• _Dataset_
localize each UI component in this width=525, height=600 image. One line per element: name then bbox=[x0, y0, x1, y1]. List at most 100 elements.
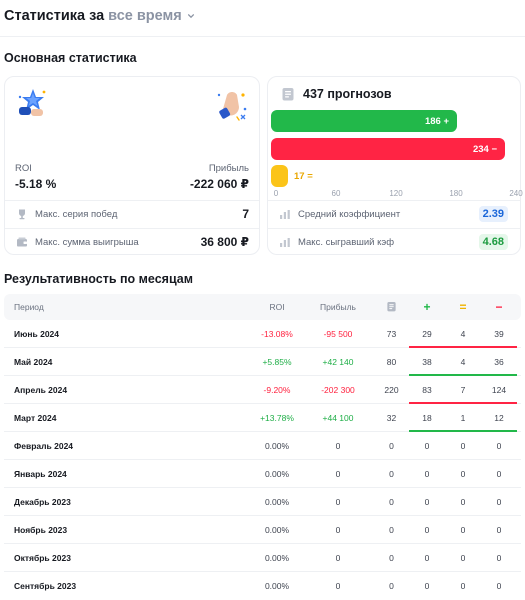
max-coef-row: Макс. сыгравший кэф 4.68 bbox=[278, 232, 508, 252]
table-body: Июнь 2024 -13.08% -95 500 73 29 4 39 Май 2024 +5… bbox=[4, 320, 521, 600]
table-row[interactable]: Октябрь 2023 0.00% 0 0 0 0 0 bbox=[4, 544, 521, 572]
profit-cell: 0 bbox=[335, 496, 341, 507]
wdl-group: 38 4 36 bbox=[409, 348, 517, 376]
col-losses[interactable]: − bbox=[481, 300, 517, 314]
main-stats-card: ROI -5.18 % Прибыль -222 060 ₽ Макс. сер… bbox=[4, 76, 260, 255]
avg-coef-row: Средний коэффициент 2.39 bbox=[278, 204, 508, 224]
profit-cell: +42 140 bbox=[322, 356, 354, 367]
wdl-group: 0 0 0 bbox=[409, 432, 517, 460]
draws-cell: 0 bbox=[460, 524, 466, 535]
profit-label: Прибыль bbox=[208, 163, 249, 174]
table-row[interactable]: Июнь 2024 -13.08% -95 500 73 29 4 39 bbox=[4, 320, 521, 348]
trophy-icon bbox=[15, 208, 28, 221]
table-row[interactable]: Декабрь 2023 0.00% 0 0 0 0 0 bbox=[4, 488, 521, 516]
losses-bar: 234 − bbox=[271, 138, 505, 160]
draws-cell: 0 bbox=[460, 581, 466, 591]
col-wins[interactable]: + bbox=[409, 300, 445, 314]
roi-cell: 0.00% bbox=[264, 552, 290, 563]
table-row[interactable]: Ноябрь 2023 0.00% 0 0 0 0 0 bbox=[4, 516, 521, 544]
wins-cell: 18 bbox=[422, 412, 432, 423]
period-cell: Ноябрь 2023 bbox=[14, 524, 68, 535]
wdl-group: 0 0 0 bbox=[409, 516, 517, 544]
losses-cell: 0 bbox=[496, 496, 502, 507]
draws-bar bbox=[271, 165, 288, 187]
axis-tick: 60 bbox=[331, 189, 341, 198]
count-cell: 220 bbox=[384, 384, 399, 395]
page-title: Статистика за bbox=[4, 8, 105, 24]
main-stats-title: Основная статистика bbox=[4, 51, 137, 65]
draws-cell: 0 bbox=[460, 496, 466, 507]
roi-cell: 0.00% bbox=[264, 440, 290, 451]
roi-cell: +13.78% bbox=[260, 412, 294, 423]
max-win-value: 36 800 ₽ bbox=[200, 235, 249, 249]
draws-bar-label: 17 = bbox=[294, 171, 313, 182]
divider bbox=[5, 200, 259, 201]
count-cell: 0 bbox=[389, 440, 394, 451]
table-row[interactable]: Сентябрь 2023 0.00% 0 0 0 0 0 bbox=[4, 572, 521, 600]
draws-cell: 1 bbox=[460, 412, 466, 423]
divider bbox=[268, 200, 520, 201]
roi-cell: -13.08% bbox=[261, 328, 293, 339]
roi-cell: +5.85% bbox=[262, 356, 292, 367]
col-profit[interactable]: Прибыль bbox=[302, 302, 374, 312]
col-period[interactable]: Период bbox=[4, 302, 252, 312]
count-cell: 32 bbox=[386, 412, 397, 423]
losses-cell: 0 bbox=[496, 552, 502, 563]
max-coef-label: Макс. сыгравший кэф bbox=[298, 236, 395, 248]
period-cell: Декабрь 2023 bbox=[14, 496, 71, 507]
axis-tick: 120 bbox=[389, 189, 403, 198]
period-cell: Март 2024 bbox=[14, 412, 57, 423]
count-cell: 0 bbox=[389, 524, 394, 535]
wins-cell: 38 bbox=[422, 356, 432, 367]
axis-tick: 0 bbox=[273, 189, 279, 198]
wins-cell: 0 bbox=[424, 468, 430, 479]
draws-cell: 0 bbox=[460, 468, 466, 479]
predictions-card: 437 прогнозов 186 + 234 − 17 = 0 60 120 … bbox=[267, 76, 523, 255]
clipboard-icon bbox=[387, 301, 396, 311]
table-header: Период ROI Прибыль + = − bbox=[4, 294, 521, 320]
axis-tick: 240 bbox=[509, 189, 523, 198]
losses-cell: 124 bbox=[491, 384, 507, 395]
divider bbox=[268, 228, 520, 229]
wins-bar-label: 186 + bbox=[424, 115, 449, 127]
wins-cell: 29 bbox=[422, 328, 432, 339]
col-draws[interactable]: = bbox=[445, 300, 481, 314]
count-cell: 0 bbox=[389, 581, 394, 591]
col-roi[interactable]: ROI bbox=[252, 302, 302, 312]
table-row[interactable]: Апрель 2024 -9.20% -202 300 220 83 7 124 bbox=[4, 376, 521, 404]
losses-cell: 0 bbox=[496, 468, 502, 479]
wdl-group: 83 7 124 bbox=[409, 376, 517, 404]
losses-cell: 12 bbox=[494, 412, 504, 423]
draws-cell: 4 bbox=[460, 328, 466, 339]
page-header: Статистика за все время bbox=[4, 6, 195, 26]
roi-label: ROI bbox=[15, 163, 32, 174]
chevron-down-icon[interactable] bbox=[187, 12, 195, 20]
period-cell: Май 2024 bbox=[14, 356, 53, 367]
wallet-icon bbox=[15, 236, 28, 249]
table-row[interactable]: Январь 2024 0.00% 0 0 0 0 0 bbox=[4, 460, 521, 488]
losses-cell: 0 bbox=[496, 524, 502, 535]
period-cell: Сентябрь 2023 bbox=[14, 581, 77, 591]
monthly-table: Период ROI Прибыль + = − Июнь 2024 -13.08… bbox=[4, 294, 521, 600]
predictions-count: 437 прогнозов bbox=[303, 87, 392, 101]
period-selector[interactable]: все время bbox=[108, 8, 182, 24]
handshake-star-icon bbox=[18, 89, 46, 116]
profit-cell: 0 bbox=[335, 581, 341, 591]
max-win-label: Макс. сумма выигрыша bbox=[35, 236, 139, 248]
predictions-header: 437 прогнозов bbox=[282, 85, 392, 103]
profit-cell: -95 500 bbox=[323, 328, 353, 339]
roi-cell: 0.00% bbox=[264, 468, 290, 479]
table-row[interactable]: Февраль 2024 0.00% 0 0 0 0 0 bbox=[4, 432, 521, 460]
divider bbox=[5, 228, 259, 229]
losses-bar-label: 234 − bbox=[472, 143, 497, 155]
celebration-hand-icon bbox=[217, 92, 247, 121]
draws-cell: 0 bbox=[460, 552, 466, 563]
table-row[interactable]: Март 2024 +13.78% +44 100 32 18 1 12 bbox=[4, 404, 521, 432]
period-cell: Февраль 2024 bbox=[14, 440, 74, 451]
profit-cell: 0 bbox=[335, 552, 341, 563]
losses-cell: 0 bbox=[496, 440, 502, 451]
wins-cell: 0 bbox=[424, 524, 430, 535]
col-count[interactable] bbox=[374, 301, 409, 314]
table-row[interactable]: Май 2024 +5.85% +42 140 80 38 4 36 bbox=[4, 348, 521, 376]
count-cell: 80 bbox=[386, 356, 397, 367]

• _Problem statement_
Render every line of the items above as a Markdown table with the columns "Row" and "Line", numbering each row and skipping blank lines. Leave the pictures out of the table.

• _Exercise output_
| Row | Line |
|---|---|
| 1 | localize each UI component in this width=525, height=600 image. One line per element: name then bbox=[x0, y0, x1, y1]. List at most 100 elements. |
| 2 | max-coef-row: Макс. сыгравший кэф 4.68 bbox=[278, 232, 508, 252] |
| 3 | table-body: Июнь 2024 -13.08% -95 500 73 29 4 39 Май 2024 +5… bbox=[4, 320, 521, 600] |
| 4 | table-row[interactable]: Октябрь 2023 0.00% 0 0 0 0 0 bbox=[4, 544, 521, 572] |
| 5 | profit-cell: 0 bbox=[335, 496, 341, 507] |
| 6 | wdl-group: 38 4 36 bbox=[409, 348, 517, 376] |
| 7 | col-losses[interactable]: − bbox=[481, 300, 517, 314] |
| 8 | main-stats-card: ROI -5.18 % Прибыль -222 060 ₽ Макс. сер… bbox=[4, 76, 260, 255] |
| 9 | avg-coef-row: Средний коэффициент 2.39 bbox=[278, 204, 508, 224] |
| 10 | profit-cell: +42 140 bbox=[322, 356, 354, 367] |
| 11 | wdl-group: 0 0 0 bbox=[409, 432, 517, 460] |
| 12 | draws-cell: 0 bbox=[460, 524, 466, 535] |
| 13 | profit-label: Прибыль bbox=[208, 163, 249, 174] |
| 14 | table-row[interactable]: Июнь 2024 -13.08% -95 500 73 29 4 39 bbox=[4, 320, 521, 348] |
| 15 | trophy-icon bbox=[15, 208, 28, 221] |
| 16 | table-row[interactable]: Декабрь 2023 0.00% 0 0 0 0 0 bbox=[4, 488, 521, 516] |
| 17 | losses-bar: 234 − bbox=[271, 138, 505, 160] |
| 18 | draws-cell: 0 bbox=[460, 581, 466, 591] |
| 19 | col-wins[interactable]: + bbox=[409, 300, 445, 314] |
| 20 | roi-cell: 0.00% bbox=[264, 552, 290, 563] |
| 21 | table-row[interactable]: Ноябрь 2023 0.00% 0 0 0 0 0 bbox=[4, 516, 521, 544] |
| 22 | wins-cell: 18 bbox=[422, 412, 432, 423] |
| 23 | period-cell: Ноябрь 2023 bbox=[14, 524, 68, 535] |
| 24 | wdl-group: 0 0 0 bbox=[409, 516, 517, 544] |
| 25 | losses-cell: 0 bbox=[496, 496, 502, 507] |
| 26 | draws-bar bbox=[271, 165, 288, 187] |
| 27 | axis-tick: 60 bbox=[331, 189, 341, 198] |
| 28 | count-cell: 220 bbox=[384, 384, 399, 395] |
| 29 | page-title: Статистика за bbox=[4, 8, 105, 24] |
| 30 | main-stats-title: Основная статистика bbox=[4, 51, 137, 65] |
| 31 | draws-cell: 0 bbox=[460, 496, 466, 507] |
| 32 | roi-cell: 0.00% bbox=[264, 440, 290, 451] |
| 33 | roi-cell: +13.78% bbox=[260, 412, 294, 423] |
| 34 | max-win-value: 36 800 ₽ bbox=[200, 235, 249, 249] |
| 35 | draws-bar-label: 17 = bbox=[294, 171, 313, 182] |
| 36 | divider bbox=[5, 200, 259, 201] |
| 37 | count-cell: 0 bbox=[389, 440, 394, 451] |
| 38 | table-row[interactable]: Сентябрь 2023 0.00% 0 0 0 0 0 bbox=[4, 572, 521, 600] |
| 39 | draws-cell: 1 bbox=[460, 412, 466, 423] |
| 40 | divider bbox=[268, 200, 520, 201] |
| 41 | roi-cell: -13.08% bbox=[261, 328, 293, 339] |
| 42 | roi-cell: +5.85% bbox=[262, 356, 292, 367] |
| 43 | col-profit[interactable]: Прибыль bbox=[302, 302, 374, 312] |
| 44 | col-period[interactable]: Период bbox=[4, 302, 252, 312] |
| 45 | count-cell: 32 bbox=[386, 412, 397, 423] |
| 46 | losses-cell: 0 bbox=[496, 552, 502, 563] |
| 47 | max-coef-label: Макс. сыгравший кэф bbox=[298, 236, 395, 248] |
| 48 | period-cell: Декабрь 2023 bbox=[14, 496, 71, 507] |
| 49 | axis-tick: 120 bbox=[389, 189, 403, 198] |
| 50 | period-cell: Март 2024 bbox=[14, 412, 57, 423] |
| 51 | count-cell: 0 bbox=[389, 524, 394, 535] |
| 52 | wins-cell: 38 bbox=[422, 356, 432, 367] |
| 53 | axis-tick: 0 bbox=[273, 189, 279, 198] |
| 54 | wins-cell: 0 bbox=[424, 468, 430, 479] |
| 55 | draws-cell: 0 bbox=[460, 468, 466, 479] |
| 56 | predictions-card: 437 прогнозов 186 + 234 − 17 = 0 60 120 … bbox=[267, 76, 523, 255] |
| 57 | clipboard-icon bbox=[387, 301, 396, 311] |
| 58 | table-header: Период ROI Прибыль + = − bbox=[4, 294, 521, 320] |
| 59 | axis-tick: 240 bbox=[509, 189, 523, 198] |
| 60 | losses-cell: 124 bbox=[491, 384, 507, 395] |
| 61 | divider bbox=[268, 228, 520, 229] |
| 62 | wins-bar-label: 186 + bbox=[424, 115, 449, 127] |
| 63 | wins-cell: 29 bbox=[422, 328, 432, 339] |
| 64 | col-draws[interactable]: = bbox=[445, 300, 481, 314] |
| 65 | count-cell: 0 bbox=[389, 581, 394, 591] |
| 66 | col-roi[interactable]: ROI bbox=[252, 302, 302, 312] |
| 67 | table-row[interactable]: Апрель 2024 -9.20% -202 300 220 83 7 124 bbox=[4, 376, 521, 404] |
| 68 | losses-cell: 0 bbox=[496, 468, 502, 479] |
| 69 | wdl-group: 83 7 124 bbox=[409, 376, 517, 404] |
| 70 | losses-cell: 12 bbox=[494, 412, 504, 423] |
| 71 | draws-cell: 4 bbox=[460, 328, 466, 339] |
| 72 | page-header: Статистика за все время bbox=[4, 6, 195, 26] |
| 73 | roi-label: ROI bbox=[15, 163, 32, 174] |
| 74 | chevron-down-icon[interactable] bbox=[187, 12, 195, 20] |
| 75 | period-cell: Май 2024 bbox=[14, 356, 53, 367] |
| 76 | wallet-icon bbox=[15, 236, 28, 249] |
| 77 | table-row[interactable]: Январь 2024 0.00% 0 0 0 0 0 bbox=[4, 460, 521, 488] |
| 78 | losses-cell: 0 bbox=[496, 524, 502, 535] |
| 79 | period-cell: Сентябрь 2023 bbox=[14, 581, 77, 591] |
| 80 | monthly-table: Период ROI Прибыль + = − Июнь 2024 -13.08… bbox=[4, 294, 521, 600] |
| 81 | predictions-count: 437 прогнозов bbox=[303, 87, 392, 101] |
| 82 | period-selector[interactable]: все время bbox=[108, 8, 182, 24] |
| 83 | handshake-star-icon bbox=[18, 89, 46, 116] |
| 84 | profit-cell: 0 bbox=[335, 581, 341, 591] |
| 85 | max-win-label: Макс. сумма выигрыша bbox=[35, 236, 139, 248] |
| 86 | predictions-header: 437 прогнозов bbox=[282, 85, 392, 103] |
| 87 | profit-cell: -95 500 bbox=[323, 328, 353, 339] |
| 88 | roi-cell: 0.00% bbox=[264, 468, 290, 479] |
| 89 | table-row[interactable]: Февраль 2024 0.00% 0 0 0 0 0 bbox=[4, 432, 521, 460] |
| 90 | divider bbox=[5, 228, 259, 229] |
| 91 | losses-bar-label: 234 − bbox=[472, 143, 497, 155] |
| 92 | celebration-hand-icon bbox=[217, 92, 247, 121] |
| 93 | draws-cell: 0 bbox=[460, 552, 466, 563] |
| 94 | table-row[interactable]: Март 2024 +13.78% +44 100 32 18 1 12 bbox=[4, 404, 521, 432] |
| 95 | period-cell: Февраль 2024 bbox=[14, 440, 74, 451] |
| 96 | profit-cell: 0 bbox=[335, 552, 341, 563] |
| 97 | losses-cell: 0 bbox=[496, 440, 502, 451] |
| 98 | wins-cell: 0 bbox=[424, 524, 430, 535] |
| 99 | col-count[interactable] bbox=[374, 301, 409, 314] |
| 100 | table-row[interactable]: Май 2024 +5.85% +42 140 80 38 4 36 bbox=[4, 348, 521, 376] |
| 101 | count-cell: 80 bbox=[386, 356, 397, 367] |